>> START
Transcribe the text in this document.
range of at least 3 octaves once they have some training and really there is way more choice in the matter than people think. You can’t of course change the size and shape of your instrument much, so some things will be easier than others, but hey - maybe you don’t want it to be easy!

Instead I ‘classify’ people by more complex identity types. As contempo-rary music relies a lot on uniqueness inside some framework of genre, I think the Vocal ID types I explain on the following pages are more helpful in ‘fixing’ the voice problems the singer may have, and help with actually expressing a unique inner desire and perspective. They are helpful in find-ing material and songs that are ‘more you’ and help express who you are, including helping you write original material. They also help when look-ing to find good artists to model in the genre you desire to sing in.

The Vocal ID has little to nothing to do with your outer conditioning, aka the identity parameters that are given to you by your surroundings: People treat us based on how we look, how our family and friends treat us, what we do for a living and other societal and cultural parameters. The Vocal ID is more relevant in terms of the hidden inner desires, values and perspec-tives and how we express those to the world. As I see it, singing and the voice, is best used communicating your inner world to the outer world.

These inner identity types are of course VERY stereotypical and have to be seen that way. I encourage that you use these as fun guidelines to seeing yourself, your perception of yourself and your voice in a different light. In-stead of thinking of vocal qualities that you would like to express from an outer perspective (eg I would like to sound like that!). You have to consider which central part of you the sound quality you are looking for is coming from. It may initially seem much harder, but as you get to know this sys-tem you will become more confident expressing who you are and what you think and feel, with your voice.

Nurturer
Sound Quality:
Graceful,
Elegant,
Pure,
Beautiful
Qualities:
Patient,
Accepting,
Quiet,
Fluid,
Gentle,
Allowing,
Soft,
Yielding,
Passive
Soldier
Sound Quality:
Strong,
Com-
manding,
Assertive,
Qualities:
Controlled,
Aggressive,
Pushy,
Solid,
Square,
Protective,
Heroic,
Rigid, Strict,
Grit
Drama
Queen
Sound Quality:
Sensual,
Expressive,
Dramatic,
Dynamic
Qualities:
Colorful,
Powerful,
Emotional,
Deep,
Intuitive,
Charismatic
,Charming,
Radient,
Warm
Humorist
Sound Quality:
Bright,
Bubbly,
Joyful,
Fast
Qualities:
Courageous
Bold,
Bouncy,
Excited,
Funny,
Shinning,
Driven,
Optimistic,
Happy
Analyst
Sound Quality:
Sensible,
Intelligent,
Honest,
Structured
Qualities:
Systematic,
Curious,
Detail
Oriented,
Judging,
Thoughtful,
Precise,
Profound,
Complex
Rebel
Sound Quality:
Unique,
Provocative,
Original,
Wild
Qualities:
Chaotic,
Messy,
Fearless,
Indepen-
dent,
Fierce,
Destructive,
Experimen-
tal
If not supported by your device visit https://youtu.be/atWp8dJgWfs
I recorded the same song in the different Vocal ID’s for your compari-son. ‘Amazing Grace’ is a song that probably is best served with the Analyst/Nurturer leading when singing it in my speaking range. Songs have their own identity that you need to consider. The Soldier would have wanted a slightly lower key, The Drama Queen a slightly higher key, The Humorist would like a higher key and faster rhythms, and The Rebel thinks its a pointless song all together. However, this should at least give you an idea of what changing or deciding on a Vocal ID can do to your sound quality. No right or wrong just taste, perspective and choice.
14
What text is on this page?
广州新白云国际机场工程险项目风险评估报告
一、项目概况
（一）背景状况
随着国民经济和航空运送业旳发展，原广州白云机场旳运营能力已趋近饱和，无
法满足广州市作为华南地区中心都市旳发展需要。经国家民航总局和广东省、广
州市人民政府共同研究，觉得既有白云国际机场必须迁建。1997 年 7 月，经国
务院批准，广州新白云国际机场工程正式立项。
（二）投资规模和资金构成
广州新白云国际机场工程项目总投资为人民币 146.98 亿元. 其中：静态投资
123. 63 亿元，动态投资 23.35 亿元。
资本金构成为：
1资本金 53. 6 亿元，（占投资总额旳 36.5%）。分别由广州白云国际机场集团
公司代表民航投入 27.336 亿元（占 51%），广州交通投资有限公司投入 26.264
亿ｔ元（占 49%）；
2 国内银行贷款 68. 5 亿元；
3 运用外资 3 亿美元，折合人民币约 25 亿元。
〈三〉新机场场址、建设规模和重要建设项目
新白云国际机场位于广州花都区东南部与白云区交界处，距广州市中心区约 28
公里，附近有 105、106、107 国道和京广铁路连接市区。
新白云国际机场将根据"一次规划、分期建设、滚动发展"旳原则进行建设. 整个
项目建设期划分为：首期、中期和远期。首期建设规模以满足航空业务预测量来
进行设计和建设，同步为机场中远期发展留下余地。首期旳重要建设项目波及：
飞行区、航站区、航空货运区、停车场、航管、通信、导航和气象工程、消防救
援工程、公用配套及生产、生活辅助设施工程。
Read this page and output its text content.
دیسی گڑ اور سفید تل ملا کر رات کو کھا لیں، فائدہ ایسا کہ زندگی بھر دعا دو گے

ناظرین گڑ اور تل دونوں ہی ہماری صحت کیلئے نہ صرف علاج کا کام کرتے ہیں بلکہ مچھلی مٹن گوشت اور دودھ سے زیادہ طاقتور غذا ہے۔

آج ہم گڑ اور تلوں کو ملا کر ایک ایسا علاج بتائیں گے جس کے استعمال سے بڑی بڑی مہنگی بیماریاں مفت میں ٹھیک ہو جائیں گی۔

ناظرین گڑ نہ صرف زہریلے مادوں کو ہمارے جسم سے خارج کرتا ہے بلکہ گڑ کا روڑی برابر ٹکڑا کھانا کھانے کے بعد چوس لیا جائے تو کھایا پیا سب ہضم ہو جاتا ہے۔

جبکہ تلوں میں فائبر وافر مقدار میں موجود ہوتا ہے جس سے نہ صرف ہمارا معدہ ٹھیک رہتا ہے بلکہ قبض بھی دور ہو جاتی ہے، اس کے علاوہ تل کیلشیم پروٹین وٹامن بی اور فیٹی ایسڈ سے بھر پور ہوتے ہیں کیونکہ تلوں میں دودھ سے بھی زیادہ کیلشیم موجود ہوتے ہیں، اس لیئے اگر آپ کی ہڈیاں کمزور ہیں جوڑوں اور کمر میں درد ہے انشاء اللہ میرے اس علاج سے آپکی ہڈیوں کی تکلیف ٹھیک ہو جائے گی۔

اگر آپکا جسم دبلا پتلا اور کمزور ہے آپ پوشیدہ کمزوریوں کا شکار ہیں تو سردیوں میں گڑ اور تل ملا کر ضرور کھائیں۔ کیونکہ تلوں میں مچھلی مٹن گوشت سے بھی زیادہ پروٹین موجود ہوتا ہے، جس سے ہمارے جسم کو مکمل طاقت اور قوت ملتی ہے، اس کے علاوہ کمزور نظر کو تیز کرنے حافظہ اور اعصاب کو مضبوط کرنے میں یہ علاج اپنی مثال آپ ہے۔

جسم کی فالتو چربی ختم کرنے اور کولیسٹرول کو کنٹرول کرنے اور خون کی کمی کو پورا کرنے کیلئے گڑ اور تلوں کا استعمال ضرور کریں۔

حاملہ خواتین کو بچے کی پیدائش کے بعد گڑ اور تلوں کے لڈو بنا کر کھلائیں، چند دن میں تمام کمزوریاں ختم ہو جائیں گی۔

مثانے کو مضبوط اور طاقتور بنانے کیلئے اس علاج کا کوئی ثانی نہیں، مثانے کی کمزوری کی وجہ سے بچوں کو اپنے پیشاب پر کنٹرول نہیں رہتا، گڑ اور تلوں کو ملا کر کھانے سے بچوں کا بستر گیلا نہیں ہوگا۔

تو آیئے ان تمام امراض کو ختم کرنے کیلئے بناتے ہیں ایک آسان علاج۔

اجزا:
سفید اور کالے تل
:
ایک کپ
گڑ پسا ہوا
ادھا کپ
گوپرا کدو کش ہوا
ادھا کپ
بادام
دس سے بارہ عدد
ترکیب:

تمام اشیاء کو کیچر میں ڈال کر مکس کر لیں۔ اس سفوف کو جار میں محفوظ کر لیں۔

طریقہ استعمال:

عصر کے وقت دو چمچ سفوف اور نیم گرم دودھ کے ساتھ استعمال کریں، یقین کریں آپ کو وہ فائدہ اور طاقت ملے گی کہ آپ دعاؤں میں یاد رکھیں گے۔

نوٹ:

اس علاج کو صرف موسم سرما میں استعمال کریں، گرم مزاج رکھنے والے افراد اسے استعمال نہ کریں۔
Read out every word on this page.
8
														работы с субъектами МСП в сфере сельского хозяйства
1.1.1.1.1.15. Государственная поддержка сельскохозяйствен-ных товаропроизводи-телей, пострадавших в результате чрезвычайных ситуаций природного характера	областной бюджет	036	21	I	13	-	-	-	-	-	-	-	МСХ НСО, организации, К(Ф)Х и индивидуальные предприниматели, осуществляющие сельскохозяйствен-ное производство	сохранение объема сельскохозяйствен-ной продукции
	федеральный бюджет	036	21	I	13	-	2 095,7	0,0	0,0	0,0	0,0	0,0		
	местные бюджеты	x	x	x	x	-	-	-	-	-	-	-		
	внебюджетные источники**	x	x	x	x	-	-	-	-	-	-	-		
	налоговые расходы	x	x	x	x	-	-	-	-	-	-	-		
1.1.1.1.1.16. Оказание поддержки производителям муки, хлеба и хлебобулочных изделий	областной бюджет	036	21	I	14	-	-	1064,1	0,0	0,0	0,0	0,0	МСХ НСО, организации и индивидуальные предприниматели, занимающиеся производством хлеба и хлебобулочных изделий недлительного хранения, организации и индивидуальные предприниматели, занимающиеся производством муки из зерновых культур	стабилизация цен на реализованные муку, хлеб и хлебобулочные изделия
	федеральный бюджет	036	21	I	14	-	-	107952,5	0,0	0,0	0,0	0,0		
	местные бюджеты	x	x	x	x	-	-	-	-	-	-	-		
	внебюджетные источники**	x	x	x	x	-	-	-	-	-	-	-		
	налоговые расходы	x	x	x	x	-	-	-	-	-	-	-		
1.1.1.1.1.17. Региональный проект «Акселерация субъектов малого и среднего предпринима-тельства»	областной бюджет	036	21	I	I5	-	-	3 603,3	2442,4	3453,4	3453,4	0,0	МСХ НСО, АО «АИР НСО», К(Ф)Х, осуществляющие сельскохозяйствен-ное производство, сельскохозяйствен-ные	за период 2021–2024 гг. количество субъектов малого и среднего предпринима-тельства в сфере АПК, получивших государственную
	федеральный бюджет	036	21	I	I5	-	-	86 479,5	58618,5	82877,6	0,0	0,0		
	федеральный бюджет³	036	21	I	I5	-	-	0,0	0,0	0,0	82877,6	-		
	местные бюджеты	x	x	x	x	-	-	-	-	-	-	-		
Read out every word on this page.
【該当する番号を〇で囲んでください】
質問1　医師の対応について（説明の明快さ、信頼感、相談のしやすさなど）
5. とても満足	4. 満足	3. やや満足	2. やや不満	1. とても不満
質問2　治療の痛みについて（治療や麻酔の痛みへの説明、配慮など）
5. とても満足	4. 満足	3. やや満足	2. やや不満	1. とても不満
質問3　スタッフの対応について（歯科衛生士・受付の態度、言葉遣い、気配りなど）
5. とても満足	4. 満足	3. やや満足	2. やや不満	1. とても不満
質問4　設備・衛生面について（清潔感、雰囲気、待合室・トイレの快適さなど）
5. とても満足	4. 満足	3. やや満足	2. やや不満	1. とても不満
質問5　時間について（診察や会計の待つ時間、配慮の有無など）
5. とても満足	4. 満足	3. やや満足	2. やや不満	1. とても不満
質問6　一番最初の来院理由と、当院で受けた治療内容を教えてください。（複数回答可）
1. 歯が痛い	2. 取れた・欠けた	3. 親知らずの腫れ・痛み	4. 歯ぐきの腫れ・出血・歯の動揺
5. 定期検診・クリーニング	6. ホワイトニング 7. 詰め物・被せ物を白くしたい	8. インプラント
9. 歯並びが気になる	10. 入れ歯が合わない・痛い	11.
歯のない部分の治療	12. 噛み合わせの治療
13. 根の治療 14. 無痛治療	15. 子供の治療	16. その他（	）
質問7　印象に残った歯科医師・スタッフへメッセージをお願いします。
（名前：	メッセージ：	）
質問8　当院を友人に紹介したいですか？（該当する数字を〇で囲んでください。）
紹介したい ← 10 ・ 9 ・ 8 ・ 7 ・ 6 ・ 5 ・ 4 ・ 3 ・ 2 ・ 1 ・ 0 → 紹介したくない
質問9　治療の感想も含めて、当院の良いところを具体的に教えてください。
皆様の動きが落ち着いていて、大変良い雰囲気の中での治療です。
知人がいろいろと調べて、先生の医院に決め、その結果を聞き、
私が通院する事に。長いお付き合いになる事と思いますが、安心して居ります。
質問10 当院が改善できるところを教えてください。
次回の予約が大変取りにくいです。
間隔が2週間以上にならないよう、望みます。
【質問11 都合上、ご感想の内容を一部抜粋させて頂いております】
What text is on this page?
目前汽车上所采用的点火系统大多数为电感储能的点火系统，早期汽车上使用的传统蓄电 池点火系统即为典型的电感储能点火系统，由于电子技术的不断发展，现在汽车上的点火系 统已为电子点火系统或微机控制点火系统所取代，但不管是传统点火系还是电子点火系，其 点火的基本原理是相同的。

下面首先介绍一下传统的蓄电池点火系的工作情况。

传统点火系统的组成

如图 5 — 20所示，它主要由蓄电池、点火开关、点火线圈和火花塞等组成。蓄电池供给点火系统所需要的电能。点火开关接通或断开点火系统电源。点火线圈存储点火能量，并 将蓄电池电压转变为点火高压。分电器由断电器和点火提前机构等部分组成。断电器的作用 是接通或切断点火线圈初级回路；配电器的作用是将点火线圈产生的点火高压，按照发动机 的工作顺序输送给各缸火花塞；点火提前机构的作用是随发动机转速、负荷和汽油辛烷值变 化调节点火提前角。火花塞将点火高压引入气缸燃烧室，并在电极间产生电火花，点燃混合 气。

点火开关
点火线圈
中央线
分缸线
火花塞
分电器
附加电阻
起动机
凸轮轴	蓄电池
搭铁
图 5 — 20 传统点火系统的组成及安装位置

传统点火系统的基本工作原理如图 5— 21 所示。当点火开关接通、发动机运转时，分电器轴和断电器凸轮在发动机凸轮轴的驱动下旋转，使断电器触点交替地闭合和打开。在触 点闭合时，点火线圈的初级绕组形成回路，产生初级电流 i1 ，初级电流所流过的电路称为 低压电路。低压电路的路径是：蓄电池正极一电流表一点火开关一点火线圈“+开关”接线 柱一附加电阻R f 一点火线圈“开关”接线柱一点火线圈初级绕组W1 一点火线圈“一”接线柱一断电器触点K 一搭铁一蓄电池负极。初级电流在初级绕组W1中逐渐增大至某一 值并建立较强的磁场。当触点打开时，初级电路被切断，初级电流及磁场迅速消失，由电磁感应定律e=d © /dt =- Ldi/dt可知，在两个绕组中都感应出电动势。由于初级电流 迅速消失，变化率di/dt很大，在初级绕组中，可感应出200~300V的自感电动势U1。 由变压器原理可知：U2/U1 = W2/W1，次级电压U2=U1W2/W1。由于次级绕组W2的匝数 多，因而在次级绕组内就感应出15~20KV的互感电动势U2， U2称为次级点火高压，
>> END
Copy out all lines from the material above that contain the string "федеральный".

Result of the exercise -
	федеральный бюджет	036	21	I	13	-	2 095,7	0,0	0,0	0,0	0,0	0,0		
	федеральный бюджет	036	21	I	14	-	-	107952,5	0,0	0,0	0,0	0,0		
	федеральный бюджет	036	21	I	I5	-	-	86 479,5	58618,5	82877,6	0,0	0,0		
	федеральный бюджет³	036	21	I	I5	-	-	0,0	0,0	0,0	82877,6	-		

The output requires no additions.